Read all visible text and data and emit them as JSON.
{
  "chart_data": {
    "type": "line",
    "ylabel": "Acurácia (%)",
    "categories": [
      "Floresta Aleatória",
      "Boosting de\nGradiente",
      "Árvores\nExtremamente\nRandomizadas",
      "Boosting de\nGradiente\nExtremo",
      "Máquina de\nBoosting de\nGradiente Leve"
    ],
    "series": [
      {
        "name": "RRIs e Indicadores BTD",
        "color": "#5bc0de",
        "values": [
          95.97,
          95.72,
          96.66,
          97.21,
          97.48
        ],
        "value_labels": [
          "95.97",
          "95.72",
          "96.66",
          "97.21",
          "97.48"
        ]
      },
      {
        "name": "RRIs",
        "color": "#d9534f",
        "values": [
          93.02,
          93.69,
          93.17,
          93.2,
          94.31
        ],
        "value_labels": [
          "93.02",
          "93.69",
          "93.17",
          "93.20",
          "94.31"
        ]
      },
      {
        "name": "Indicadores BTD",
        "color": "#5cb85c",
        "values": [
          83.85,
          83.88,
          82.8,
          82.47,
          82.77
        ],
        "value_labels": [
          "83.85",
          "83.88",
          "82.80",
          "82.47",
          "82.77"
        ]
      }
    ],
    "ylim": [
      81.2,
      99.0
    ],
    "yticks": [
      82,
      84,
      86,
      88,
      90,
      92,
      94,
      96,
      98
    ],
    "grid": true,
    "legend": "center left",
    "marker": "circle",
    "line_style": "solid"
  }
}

_EXERCISE_
Return all of the entries word for word.

_REPLY TO THE EXERCISE_
Read all visible text and data and emit them as JSON.
{
  "chart_data": {
    "type": "line",
    "ylabel": "Acurácia (%)",
    "categories": [
      "Floresta Aleatória",
      "Boosting de\nGradiente",
      "Árvores\nExtremamente\nRandomizadas",
      "Boosting de\nGradiente\nExtremo",
      "Máquina de\nBoosting de\nGradiente Leve"
    ],
    "series": [
      {
        "name": "RRIs e Indicadores BTD",
        "color": "#5bc0de",
        "values": [
          95.97,
          95.72,
          96.66,
          97.21,
          97.48
        ],
        "value_labels": [
          "95.97",
          "95.72",
          "96.66",
          "97.21",
          "97.48"
        ]
      },
      {
        "name": "RRIs",
        "color": "#d9534f",
        "values": [
          93.02,
          93.69,
          93.17,
          93.2,
          94.31
        ],
        "value_labels": [
          "93.02",
          "93.69",
          "93.17",
          "93.20",
          "94.31"
        ]
      },
      {
        "name": "Indicadores BTD",
        "color": "#5cb85c",
        "values": [
          83.85,
          83.88,
          82.8,
          82.47,
          82.77
        ],
        "value_labels": [
          "83.85",
          "83.88",
          "82.80",
          "82.47",
          "82.77"
        ]
      }
    ],
    "ylim": [
      81.2,
      99.0
    ],
    "yticks": [
      82,
      84,
      86,
      88,
      90,
      92,
      94,
      96,
      98
    ],
    "grid": true,
    "legend": "center left",
    "marker": "circle",
    "line_style": "solid"
  }
}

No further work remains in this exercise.